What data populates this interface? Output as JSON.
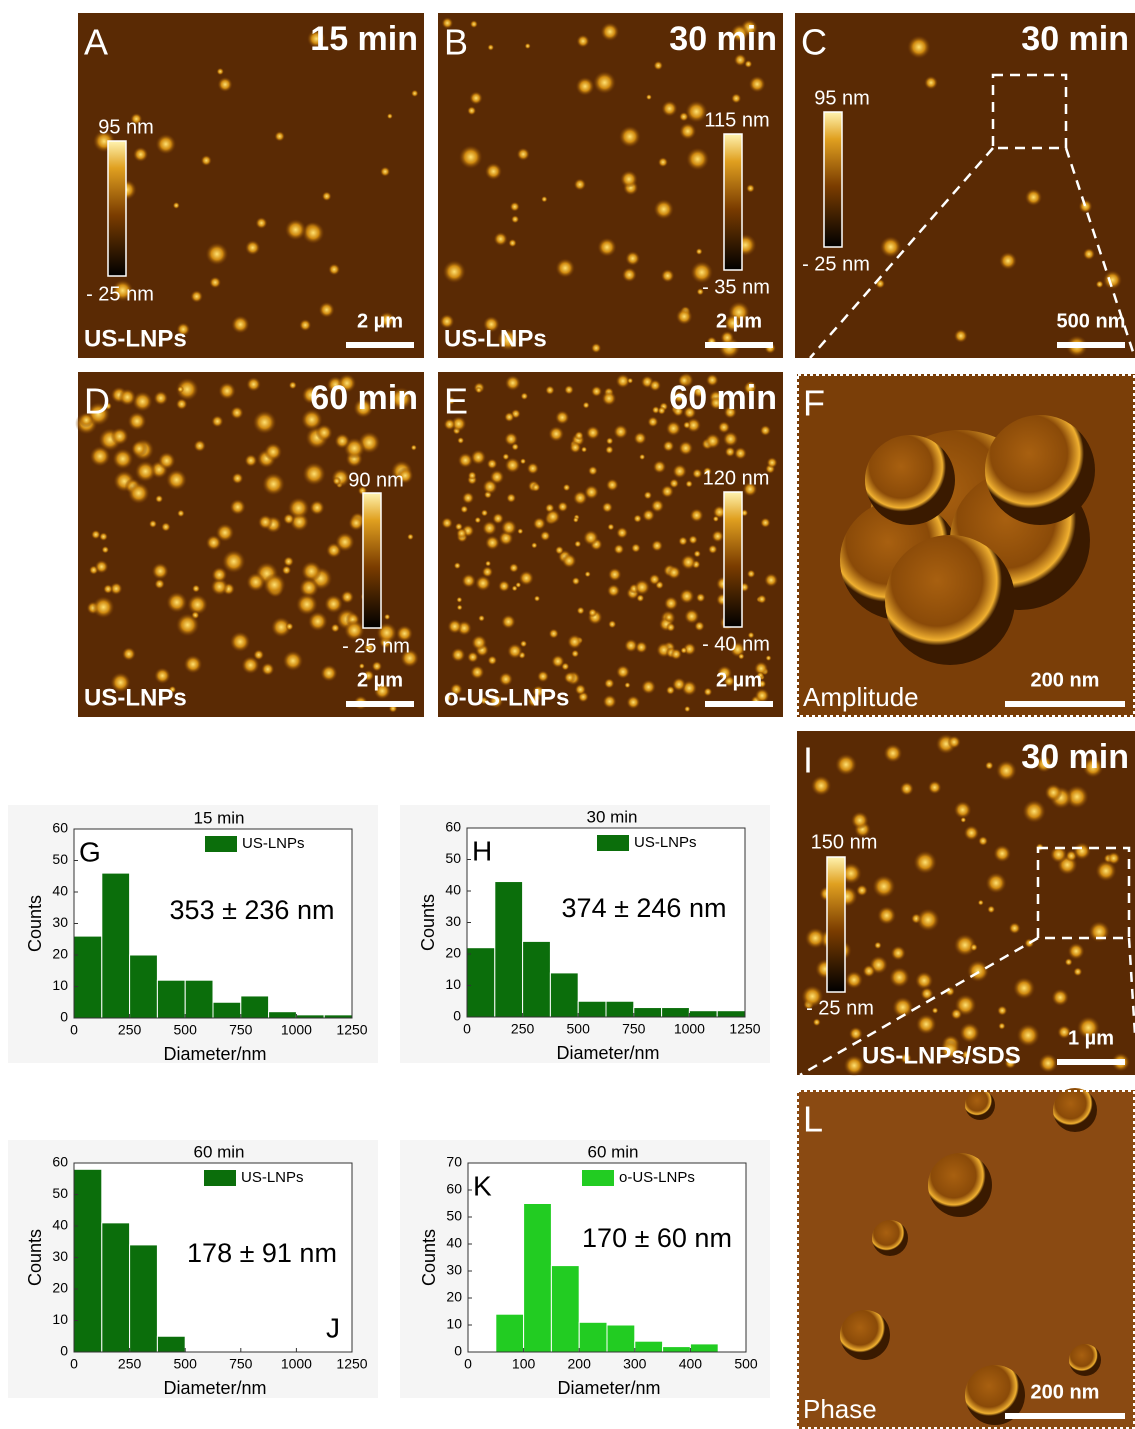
{
  "images": [
    {
      "panel": "A",
      "time": "15 min",
      "sample": "US-LNPs",
      "scale_bar": "2 µm",
      "colorbar": [
        "95 nm",
        "- 25 nm"
      ]
    },
    {
      "panel": "B",
      "time": "30 min",
      "sample": "US-LNPs",
      "scale_bar": "2 µm",
      "colorbar": [
        "115 nm",
        "- 35 nm"
      ]
    },
    {
      "panel": "C",
      "time": "30 min",
      "scale_bar": "500 nm",
      "colorbar": [
        "95 nm",
        "- 25 nm"
      ]
    },
    {
      "panel": "D",
      "time": "60 min",
      "sample": "US-LNPs",
      "scale_bar": "2 µm",
      "colorbar": [
        "90 nm",
        "- 25 nm"
      ]
    },
    {
      "panel": "E",
      "time": "60 min",
      "sample": "o-US-LNPs",
      "scale_bar": "2 µm",
      "colorbar": [
        "120 nm",
        "- 40 nm"
      ]
    },
    {
      "panel": "F",
      "mode": "Amplitude",
      "scale_bar": "200 nm"
    },
    {
      "panel": "I",
      "time": "30 min",
      "sample": "US-LNPs/SDS",
      "scale_bar": "1 µm",
      "colorbar": [
        "150 nm",
        "- 25 nm"
      ]
    },
    {
      "panel": "L",
      "mode": "Phase",
      "scale_bar": "200 nm"
    }
  ],
  "chart_data": [
    {
      "type": "histogram",
      "panel": "G",
      "title": "15 min",
      "xlabel": "Diameter/nm",
      "ylabel": "Counts",
      "annotation": "353 ± 236 nm",
      "bins": [
        0,
        125,
        250,
        375,
        500,
        625,
        750,
        875,
        1000,
        1125,
        1250
      ],
      "series": [
        {
          "name": "US-LNPs",
          "color": "#0b6e0b",
          "values": [
            26,
            46,
            20,
            12,
            12,
            5,
            7,
            2,
            1,
            1
          ]
        }
      ],
      "xlim": [
        0,
        1250
      ],
      "xticks": [
        0,
        250,
        500,
        750,
        1000,
        1250
      ],
      "ylim": [
        0,
        60
      ],
      "yticks": [
        0,
        10,
        20,
        30,
        40,
        50,
        60
      ]
    },
    {
      "type": "histogram",
      "panel": "H",
      "title": "30 min",
      "xlabel": "Diameter/nm",
      "ylabel": "Counts",
      "annotation": "374 ± 246 nm",
      "bins": [
        0,
        125,
        250,
        375,
        500,
        625,
        750,
        875,
        1000,
        1125,
        1250
      ],
      "series": [
        {
          "name": "US-LNPs",
          "color": "#0b6e0b",
          "values": [
            22,
            43,
            24,
            14,
            5,
            5,
            3,
            3,
            2,
            2
          ]
        }
      ],
      "xlim": [
        0,
        1250
      ],
      "xticks": [
        0,
        250,
        500,
        750,
        1000,
        1250
      ],
      "ylim": [
        0,
        60
      ],
      "yticks": [
        0,
        10,
        20,
        30,
        40,
        50,
        60
      ]
    },
    {
      "type": "histogram",
      "panel": "J",
      "title": "60 min",
      "xlabel": "Diameter/nm",
      "ylabel": "Counts",
      "annotation": "178 ± 91 nm",
      "bins": [
        0,
        125,
        250,
        375,
        500
      ],
      "series": [
        {
          "name": "US-LNPs",
          "color": "#0b6e0b",
          "values": [
            58,
            41,
            34,
            5
          ]
        }
      ],
      "xlim": [
        0,
        1250
      ],
      "xticks": [
        0,
        250,
        500,
        750,
        1000,
        1250
      ],
      "ylim": [
        0,
        60
      ],
      "yticks": [
        0,
        10,
        20,
        30,
        40,
        50,
        60
      ]
    },
    {
      "type": "histogram",
      "panel": "K",
      "title": "60 min",
      "xlabel": "Diameter/nm",
      "ylabel": "Counts",
      "annotation": "170 ± 60 nm",
      "bins": [
        50,
        100,
        150,
        200,
        250,
        300,
        350,
        400,
        450
      ],
      "series": [
        {
          "name": "o-US-LNPs",
          "color": "#22cc22",
          "values": [
            14,
            55,
            32,
            11,
            10,
            4,
            2,
            3
          ]
        }
      ],
      "xlim": [
        0,
        500
      ],
      "xticks": [
        0,
        100,
        200,
        300,
        400,
        500
      ],
      "ylim": [
        0,
        70
      ],
      "yticks": [
        0,
        10,
        20,
        30,
        40,
        50,
        60,
        70
      ]
    }
  ]
}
....
Task to carry out:
Strip out the images, then output the records above word for word.

Result:
What data populates this interface? Output as JSON.
{
  "images": [
    {
      "panel": "A",
      "time": "15 min",
      "sample": "US-LNPs",
      "scale_bar": "2 µm",
      "colorbar": [
        "95 nm",
        "- 25 nm"
      ]
    },
    {
      "panel": "B",
      "time": "30 min",
      "sample": "US-LNPs",
      "scale_bar": "2 µm",
      "colorbar": [
        "115 nm",
        "- 35 nm"
      ]
    },
    {
      "panel": "C",
      "time": "30 min",
      "scale_bar": "500 nm",
      "colorbar": [
        "95 nm",
        "- 25 nm"
      ]
    },
    {
      "panel": "D",
      "time": "60 min",
      "sample": "US-LNPs",
      "scale_bar": "2 µm",
      "colorbar": [
        "90 nm",
        "- 25 nm"
      ]
    },
    {
      "panel": "E",
      "time": "60 min",
      "sample": "o-US-LNPs",
      "scale_bar": "2 µm",
      "colorbar": [
        "120 nm",
        "- 40 nm"
      ]
    },
    {
      "panel": "F",
      "mode": "Amplitude",
      "scale_bar": "200 nm"
    },
    {
      "panel": "I",
      "time": "30 min",
      "sample": "US-LNPs/SDS",
      "scale_bar": "1 µm",
      "colorbar": [
        "150 nm",
        "- 25 nm"
      ]
    },
    {
      "panel": "L",
      "mode": "Phase",
      "scale_bar": "200 nm"
    }
  ],
  "chart_data": [
    {
      "type": "histogram",
      "panel": "G",
      "title": "15 min",
      "xlabel": "Diameter/nm",
      "ylabel": "Counts",
      "annotation": "353 ± 236 nm",
      "bins": [
        0,
        125,
        250,
        375,
        500,
        625,
        750,
        875,
        1000,
        1125,
        1250
      ],
      "series": [
        {
          "name": "US-LNPs",
          "color": "#0b6e0b",
          "values": [
            26,
            46,
            20,
            12,
            12,
            5,
            7,
            2,
            1,
            1
          ]
        }
      ],
      "xlim": [
        0,
        1250
      ],
      "xticks": [
        0,
        250,
        500,
        750,
        1000,
        1250
      ],
      "ylim": [
        0,
        60
      ],
      "yticks": [
        0,
        10,
        20,
        30,
        40,
        50,
        60
      ]
    },
    {
      "type": "histogram",
      "panel": "H",
      "title": "30 min",
      "xlabel": "Diameter/nm",
      "ylabel": "Counts",
      "annotation": "374 ± 246 nm",
      "bins": [
        0,
        125,
        250,
        375,
        500,
        625,
        750,
        875,
        1000,
        1125,
        1250
      ],
      "series": [
        {
          "name": "US-LNPs",
          "color": "#0b6e0b",
          "values": [
            22,
            43,
            24,
            14,
            5,
            5,
            3,
            3,
            2,
            2
          ]
        }
      ],
      "xlim": [
        0,
        1250
      ],
      "xticks": [
        0,
        250,
        500,
        750,
        1000,
        1250
      ],
      "ylim": [
        0,
        60
      ],
      "yticks": [
        0,
        10,
        20,
        30,
        40,
        50,
        60
      ]
    },
    {
      "type": "histogram",
      "panel": "J",
      "title": "60 min",
      "xlabel": "Diameter/nm",
      "ylabel": "Counts",
      "annotation": "178 ± 91 nm",
      "bins": [
        0,
        125,
        250,
        375,
        500
      ],
      "series": [
        {
          "name": "US-LNPs",
          "color": "#0b6e0b",
          "values": [
            58,
            41,
            34,
            5
          ]
        }
      ],
      "xlim": [
        0,
        1250
      ],
      "xticks": [
        0,
        250,
        500,
        750,
        1000,
        1250
      ],
      "ylim": [
        0,
        60
      ],
      "yticks": [
        0,
        10,
        20,
        30,
        40,
        50,
        60
      ]
    },
    {
      "type": "histogram",
      "panel": "K",
      "title": "60 min",
      "xlabel": "Diameter/nm",
      "ylabel": "Counts",
      "annotation": "170 ± 60 nm",
      "bins": [
        50,
        100,
        150,
        200,
        250,
        300,
        350,
        400,
        450
      ],
      "series": [
        {
          "name": "o-US-LNPs",
          "color": "#22cc22",
          "values": [
            14,
            55,
            32,
            11,
            10,
            4,
            2,
            3
          ]
        }
      ],
      "xlim": [
        0,
        500
      ],
      "xticks": [
        0,
        100,
        200,
        300,
        400,
        500
      ],
      "ylim": [
        0,
        70
      ],
      "yticks": [
        0,
        10,
        20,
        30,
        40,
        50,
        60,
        70
      ]
    }
  ]
}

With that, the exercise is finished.